» **To be done**:
1. Determine whether each of the following statements agrees with the forum thread on genuine willingness, answering yes or no and quoting the deciding words of the thread: (a) Prufrock states that genuine obedience in the Christian life is perfect obedience; (b) the opening post takes "genuine" to mean something done with all heart, soul, mind and strength; (c) Prufrock states that, for those within God's gracious covenant, sin is regarded as rebellion.
2. Extend the forum thread on genuine willingness, beginning at the point at which the thread stops.

» **Given passage**:
┌──
# What is Genuine Willingness?



## InSlaveryToChrist (Feb 3, 2011)

In regards to Christians, is there such a thing as _genuine_ willingness of serving God? If yes, then what makes the Christian's _genuine_ willingness to serve God a "filthy rag" _in and of itself_, that is, _apart from Christ's righteousness_?

In light of what's been said, how should we understand such verses as Philippians 2:13 and Hebrews 13:21 that seem to give the idea that God makes the Christian will (genuinely???) and to do (genuinely???) of God's good pleasure (here obviously indicating the revealed will of God, not the secret one).

I don't see how one can _genuinely_ will to do God's commands, yet at the same time be inclined by his/her sinful nature to not will so "of _all_ [his/her] heart, soul, mind and strenght."

To prevent any misunderstanding, I take genuine to mean something that is "of ALL heart, soul, mind and strenght." But really, what else could genuine possibly mean than that?

What is the Reformed understanding of "genuine"?


----------



## InSlaveryToChrist (Feb 3, 2011)

Any help here?


----------



## InSlaveryToChrist (Feb 4, 2011)

I would highly appreciate any response to my questions.


----------



## Prufrock (Feb 4, 2011)

Samuel, in the Covenant of Grace God commands perfection and accepts sincerity. To those outside of God's gracious covenant, sin is looked upon by God as rebellion; to those within God's gracious covenant, it is looked upon as an infirmity with the eyes of fatherly affection. Your good works, though _in themselves_ still tainted with sin, are offered to God sincerely and in faith; and so, even though they are in themselves still mingled with sin, being offered by faith, Christ's righteousness covers them and makes them acceptable to God as a sweet sacrifice. A student may genuinely try their best academically, but through weakness and infirmity of the mind not achieve perfection; so even your most genuine and sincere desire to obey will be impeded by indwelling sin, yet through Christ it is looked upon favorably and accepted. Genuine obedience, in the Christian life, is not perfect obedience; it is sincere obedience offered to God by faith.


----------



## InSlaveryToChrist (Feb 4, 2011)

Prufrock said:


> Samuel, in the Covenant of Grace God commands perfection and accepts sincerity. To those outside of God's gracious covenant, sin is looked upon by God as rebellion; to those within God's gracious covenant, it is looked upon as an infirmity with the eyes of fatherly affection. Your good works, though _in themselves_ still tainted with sin, are offered to God sincerely and in faith; and so, even though they are in themselves still mingled with sin, being offered by faith, Christ's righteousness covers them and makes them acceptable to God as a sweet sacrifice. A student may genuinely try their best academically, but through weakness and infirmity of the mind not achieve perfection; so even your most genuine and sincere desire to obey will be impeded by indwelling sin, yet through Christ it is looked upon favorably and accepted. Genuine obedience, in the Christian life, is not perfect obedience; it is sincere obedience offered to God by faith.


 
Thank you for your "genuine"/"sincere" concern, but really... What's your definition of "genuine"/"sincere?"


----------



## InSlaveryToChrist (Feb 4, 2011)
└──
» **Record excerpts**:
┌──
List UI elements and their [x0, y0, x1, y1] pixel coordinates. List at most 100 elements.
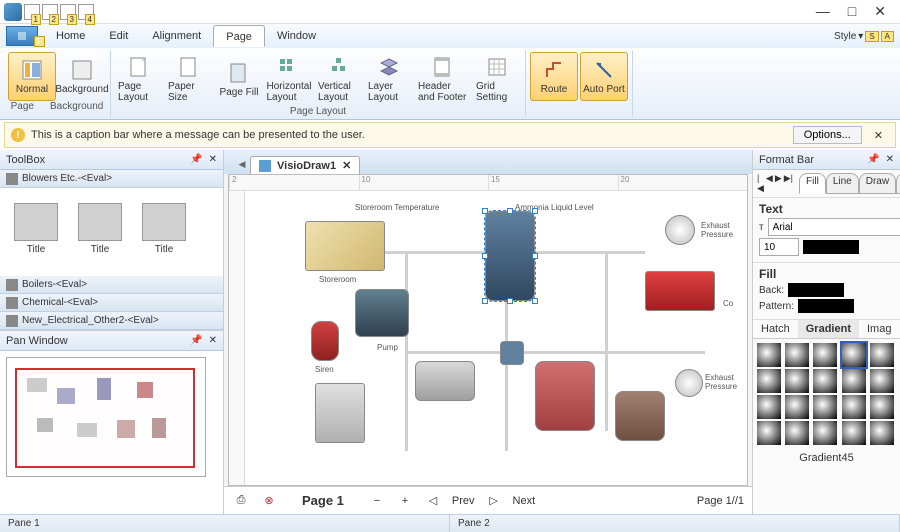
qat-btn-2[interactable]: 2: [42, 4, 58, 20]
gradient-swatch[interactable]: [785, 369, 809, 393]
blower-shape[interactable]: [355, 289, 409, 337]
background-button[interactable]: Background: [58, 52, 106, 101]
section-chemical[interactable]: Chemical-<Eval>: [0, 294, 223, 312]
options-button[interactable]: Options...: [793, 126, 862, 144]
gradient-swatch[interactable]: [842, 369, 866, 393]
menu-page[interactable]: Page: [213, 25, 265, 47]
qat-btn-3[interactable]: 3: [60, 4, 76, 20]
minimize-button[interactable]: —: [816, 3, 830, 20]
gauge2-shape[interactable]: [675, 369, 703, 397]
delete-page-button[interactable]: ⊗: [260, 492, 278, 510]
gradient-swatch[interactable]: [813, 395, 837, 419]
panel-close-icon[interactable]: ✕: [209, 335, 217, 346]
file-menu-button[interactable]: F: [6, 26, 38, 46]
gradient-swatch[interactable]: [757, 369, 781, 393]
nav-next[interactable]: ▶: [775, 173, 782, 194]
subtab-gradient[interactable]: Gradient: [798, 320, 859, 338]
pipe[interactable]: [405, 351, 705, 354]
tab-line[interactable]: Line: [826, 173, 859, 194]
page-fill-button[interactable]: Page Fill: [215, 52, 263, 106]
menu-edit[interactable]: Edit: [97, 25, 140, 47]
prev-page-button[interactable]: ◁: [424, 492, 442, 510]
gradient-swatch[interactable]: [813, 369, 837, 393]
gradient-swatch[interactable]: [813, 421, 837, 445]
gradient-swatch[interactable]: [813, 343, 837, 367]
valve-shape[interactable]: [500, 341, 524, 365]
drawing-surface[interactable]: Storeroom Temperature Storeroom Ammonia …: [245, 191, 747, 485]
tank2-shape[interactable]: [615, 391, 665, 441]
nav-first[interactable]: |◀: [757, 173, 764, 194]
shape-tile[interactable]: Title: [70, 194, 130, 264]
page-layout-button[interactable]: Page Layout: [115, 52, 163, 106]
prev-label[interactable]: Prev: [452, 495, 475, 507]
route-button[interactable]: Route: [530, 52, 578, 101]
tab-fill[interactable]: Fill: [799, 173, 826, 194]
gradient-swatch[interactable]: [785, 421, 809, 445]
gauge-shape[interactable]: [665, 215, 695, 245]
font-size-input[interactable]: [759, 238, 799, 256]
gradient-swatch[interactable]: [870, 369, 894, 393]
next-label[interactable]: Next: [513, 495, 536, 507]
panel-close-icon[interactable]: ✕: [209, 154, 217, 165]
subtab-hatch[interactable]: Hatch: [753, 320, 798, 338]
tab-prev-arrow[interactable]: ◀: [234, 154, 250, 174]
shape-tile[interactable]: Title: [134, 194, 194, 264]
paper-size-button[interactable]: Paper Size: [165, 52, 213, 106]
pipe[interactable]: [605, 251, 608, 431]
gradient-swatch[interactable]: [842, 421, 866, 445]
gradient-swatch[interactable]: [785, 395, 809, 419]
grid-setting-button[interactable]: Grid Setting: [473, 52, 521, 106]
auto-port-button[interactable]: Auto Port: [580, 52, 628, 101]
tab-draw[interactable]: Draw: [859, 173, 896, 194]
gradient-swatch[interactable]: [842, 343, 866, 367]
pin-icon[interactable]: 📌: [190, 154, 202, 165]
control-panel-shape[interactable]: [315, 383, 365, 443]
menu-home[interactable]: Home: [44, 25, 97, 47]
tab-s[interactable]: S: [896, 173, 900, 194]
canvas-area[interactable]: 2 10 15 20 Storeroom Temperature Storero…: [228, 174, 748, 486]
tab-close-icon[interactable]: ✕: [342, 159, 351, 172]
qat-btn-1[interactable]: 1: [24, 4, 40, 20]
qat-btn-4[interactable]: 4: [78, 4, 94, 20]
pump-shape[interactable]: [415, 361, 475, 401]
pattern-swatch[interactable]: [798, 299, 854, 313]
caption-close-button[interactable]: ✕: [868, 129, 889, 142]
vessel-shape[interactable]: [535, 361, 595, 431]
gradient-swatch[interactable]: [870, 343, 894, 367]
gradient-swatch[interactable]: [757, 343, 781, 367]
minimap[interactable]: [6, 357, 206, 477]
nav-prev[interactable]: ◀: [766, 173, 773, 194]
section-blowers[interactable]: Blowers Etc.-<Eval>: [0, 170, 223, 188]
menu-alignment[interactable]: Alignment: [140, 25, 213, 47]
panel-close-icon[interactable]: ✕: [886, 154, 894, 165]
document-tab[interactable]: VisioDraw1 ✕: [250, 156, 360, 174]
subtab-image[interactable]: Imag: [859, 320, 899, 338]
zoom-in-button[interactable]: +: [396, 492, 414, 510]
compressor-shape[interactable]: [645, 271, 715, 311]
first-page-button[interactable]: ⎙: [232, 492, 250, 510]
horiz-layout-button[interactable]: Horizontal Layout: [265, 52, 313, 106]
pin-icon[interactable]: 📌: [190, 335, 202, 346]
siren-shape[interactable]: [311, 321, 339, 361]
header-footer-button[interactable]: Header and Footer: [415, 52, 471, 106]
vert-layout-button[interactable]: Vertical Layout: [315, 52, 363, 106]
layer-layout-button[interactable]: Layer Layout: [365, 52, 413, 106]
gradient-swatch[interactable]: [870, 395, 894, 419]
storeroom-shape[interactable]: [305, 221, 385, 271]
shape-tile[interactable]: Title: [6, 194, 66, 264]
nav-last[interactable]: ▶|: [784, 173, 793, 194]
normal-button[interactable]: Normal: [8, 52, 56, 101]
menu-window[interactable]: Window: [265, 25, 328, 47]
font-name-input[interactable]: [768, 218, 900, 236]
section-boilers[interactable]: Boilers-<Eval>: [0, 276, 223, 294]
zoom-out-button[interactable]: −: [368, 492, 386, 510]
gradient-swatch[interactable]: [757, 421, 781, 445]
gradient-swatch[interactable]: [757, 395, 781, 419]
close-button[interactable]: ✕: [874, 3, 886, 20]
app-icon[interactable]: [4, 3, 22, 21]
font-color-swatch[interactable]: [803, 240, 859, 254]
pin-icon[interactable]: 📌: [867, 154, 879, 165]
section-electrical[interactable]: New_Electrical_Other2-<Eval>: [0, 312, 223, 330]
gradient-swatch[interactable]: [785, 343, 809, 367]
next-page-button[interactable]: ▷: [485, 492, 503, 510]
└──
┌──
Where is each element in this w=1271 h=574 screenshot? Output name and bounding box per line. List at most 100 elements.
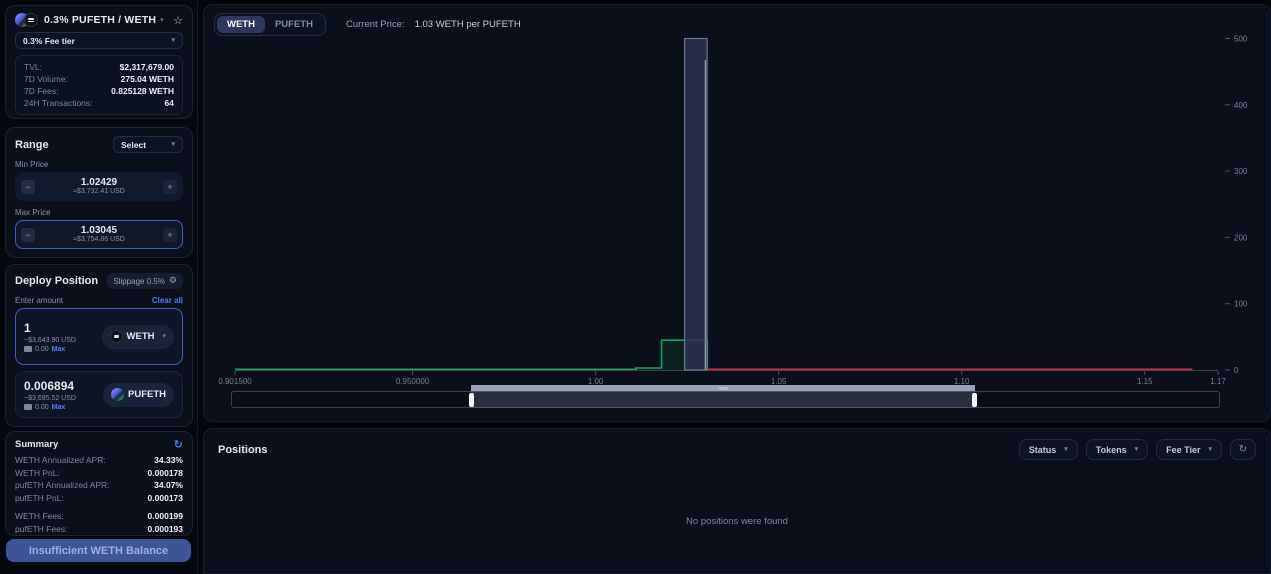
└──
» **The responses**:
1.
(a) No: "Genuine obedience, in the Christian life, is not perfect obedience; it is sincere obedience offered to God by faith."
(b) Yes: "I take genuine to mean something that is "of ALL heart, soul, mind and strenght.""
(c) No: "to those within God's gracious covenant, it is looked upon as an infirmity with the eyes of fatherly affection."

2.
Hey, could "genuinely"/"sincerely" mean "with clear conscience?" That would make sense, since we can have a clear conscience, yet our conscience can be defiled/corrupted with sin! In other words, we are so blind to some of our sins that... well, we can't see them! It is for this reason that we ought to pray,

"Who can understand his errors? cleanse thou me from _secret faults_." (Psalms 19:12)

We can pray sincerely before God, yet at the same time be arrogant and not notice it. Thus, it is our secret sins which defile our sincere obedience to God.


----------



## MarieP (Feb 4, 2011)

InSlaveryToChrist said:


> Thank you for your "genuine"/"sincere" concern, but really... What's your definition of "genuine"/"sincere?"



Not under compulsion, gladly, honestly, from the heart, willingly

Think Psalm 119. Written by the same man who wrote Psalm 51.

And...

Romans 7
15 For what I am doing, I do not understand. For what I will to do, that I do not practice; but what I hate, that I do. 16 If, then, I do what I will not to do, I agree with the law that it is good. 17 But now, it is no longer I who do it, but sin that dwells in me. 18 For I know that in me (that is, in my flesh) nothing good dwells; for to will is present with me, but how to perform what is good I do not find. 19 For the good that I will to do, I do not do; but the evil I will not to do, that I practice. 20 Now if I do what I will not to do, it is no longer I who do it, but sin that dwells in me.
21 I find then a law, that evil is present with me, the one who wills to do good. 22 For I delight in the law of God according to the inward man. 23 But I see another law in my members, warring against the law of my mind, and bringing me into captivity to the law of sin which is in my members. 24 O wretched man that I am! Who will deliver me from this body of death? 25 I thank God—through Jesus Christ our Lord!
So then, with the mind I myself serve the law of God, but with the flesh the law of sin.


----------



## cih1355 (Feb 4, 2011)

> Thank you for your "genuine"/"sincere" concern, but really... What's your definition of "genuine"/"sincere?"



Having a real desire. 

God wants us to have the desire to obey Him. Obeying God without having the desire to obey Him is not what God wants.


----------



## jayce475 (Feb 4, 2011)

cih1355 said:


> > Thank you for your "genuine"/"sincere" concern, but really... What's your definition of "genuine"/"sincere?"
> 
> 
> 
> ...


 
I think you're looking at the lordship salvation/repentance question in essence. Have a look at the related threads on the board and see if they help.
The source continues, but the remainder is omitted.